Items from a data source

- - - - -

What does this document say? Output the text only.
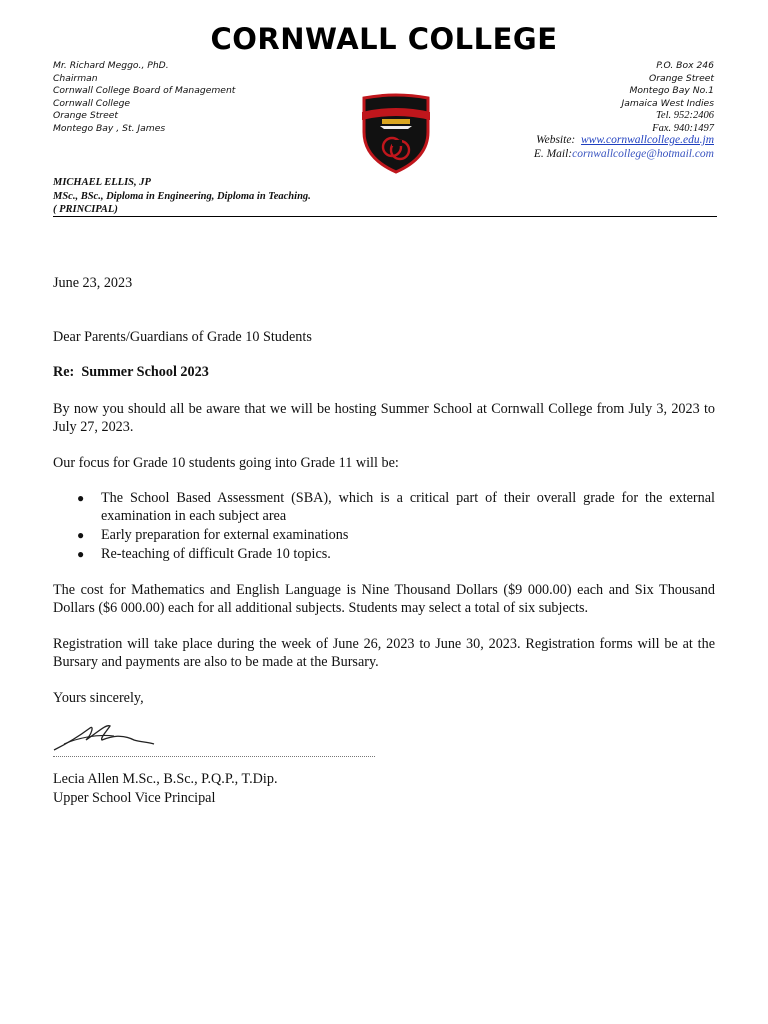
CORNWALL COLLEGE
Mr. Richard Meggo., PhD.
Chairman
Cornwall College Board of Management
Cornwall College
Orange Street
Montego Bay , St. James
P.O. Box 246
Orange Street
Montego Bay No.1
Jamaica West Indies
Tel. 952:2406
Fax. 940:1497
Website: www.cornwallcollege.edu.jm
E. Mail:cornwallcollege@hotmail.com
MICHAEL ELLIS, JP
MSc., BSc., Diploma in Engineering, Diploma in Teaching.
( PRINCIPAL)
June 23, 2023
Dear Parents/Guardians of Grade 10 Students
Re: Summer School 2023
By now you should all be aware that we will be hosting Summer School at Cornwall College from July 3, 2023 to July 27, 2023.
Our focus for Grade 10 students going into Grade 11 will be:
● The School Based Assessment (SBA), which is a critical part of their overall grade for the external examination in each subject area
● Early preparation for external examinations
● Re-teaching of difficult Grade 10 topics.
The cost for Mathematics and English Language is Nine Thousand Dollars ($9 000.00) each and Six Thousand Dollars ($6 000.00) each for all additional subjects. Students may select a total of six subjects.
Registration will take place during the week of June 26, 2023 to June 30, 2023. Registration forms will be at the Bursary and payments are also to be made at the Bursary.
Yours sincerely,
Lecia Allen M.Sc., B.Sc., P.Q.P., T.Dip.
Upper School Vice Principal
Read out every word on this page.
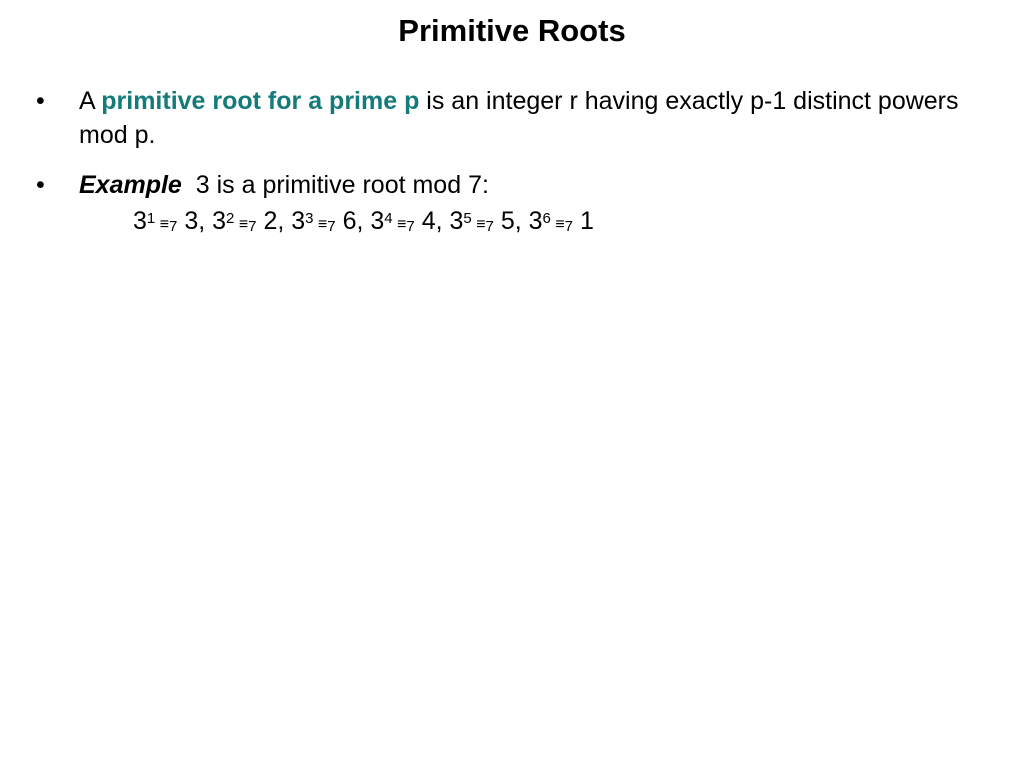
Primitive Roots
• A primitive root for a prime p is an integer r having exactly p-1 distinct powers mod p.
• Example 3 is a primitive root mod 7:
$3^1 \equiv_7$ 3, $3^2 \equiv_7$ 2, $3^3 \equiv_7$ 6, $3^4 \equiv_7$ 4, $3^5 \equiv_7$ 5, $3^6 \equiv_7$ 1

- - - - -

--- EXERCISE BRIEF ---
Repeat each entry exactly as given; no pictures belong in the copy.

--- SOLUTION TO THE PROBLEM ---
What does this document say? Output the text only.
CORNWALL COLLEGE
Mr. Richard Meggo., PhD.
Chairman
Cornwall College Board of Management
Cornwall College
Orange Street
Montego Bay , St. James
P.O. Box 246
Orange Street
Montego Bay No.1
Jamaica West Indies
Tel. 952:2406
Fax. 940:1497
Website: www.cornwallcollege.edu.jm
E. Mail:cornwallcollege@hotmail.com
MICHAEL ELLIS, JP
MSc., BSc., Diploma in Engineering, Diploma in Teaching.
( PRINCIPAL)
June 23, 2023
Dear Parents/Guardians of Grade 10 Students
Re: Summer School 2023
By now you should all be aware that we will be hosting Summer School at Cornwall College from July 3, 2023 to July 27, 2023.
Our focus for Grade 10 students going into Grade 11 will be:
● The School Based Assessment (SBA), which is a critical part of their overall grade for the external examination in each subject area
● Early preparation for external examinations
● Re-teaching of difficult Grade 10 topics.
The cost for Mathematics and English Language is Nine Thousand Dollars ($9 000.00) each and Six Thousand Dollars ($6 000.00) each for all additional subjects. Students may select a total of six subjects.
Registration will take place during the week of June 26, 2023 to June 30, 2023. Registration forms will be at the Bursary and payments are also to be made at the Bursary.
Yours sincerely,
Lecia Allen M.Sc., B.Sc., P.Q.P., T.Dip.
Upper School Vice Principal
Read out every word on this page.
Primitive Roots
• A primitive root for a prime p is an integer r having exactly p-1 distinct powers mod p.
• Example 3 is a primitive root mod 7:
$3^1 \equiv_7$ 3, $3^2 \equiv_7$ 2, $3^3 \equiv_7$ 6, $3^4 \equiv_7$ 4, $3^5 \equiv_7$ 5, $3^6 \equiv_7$ 1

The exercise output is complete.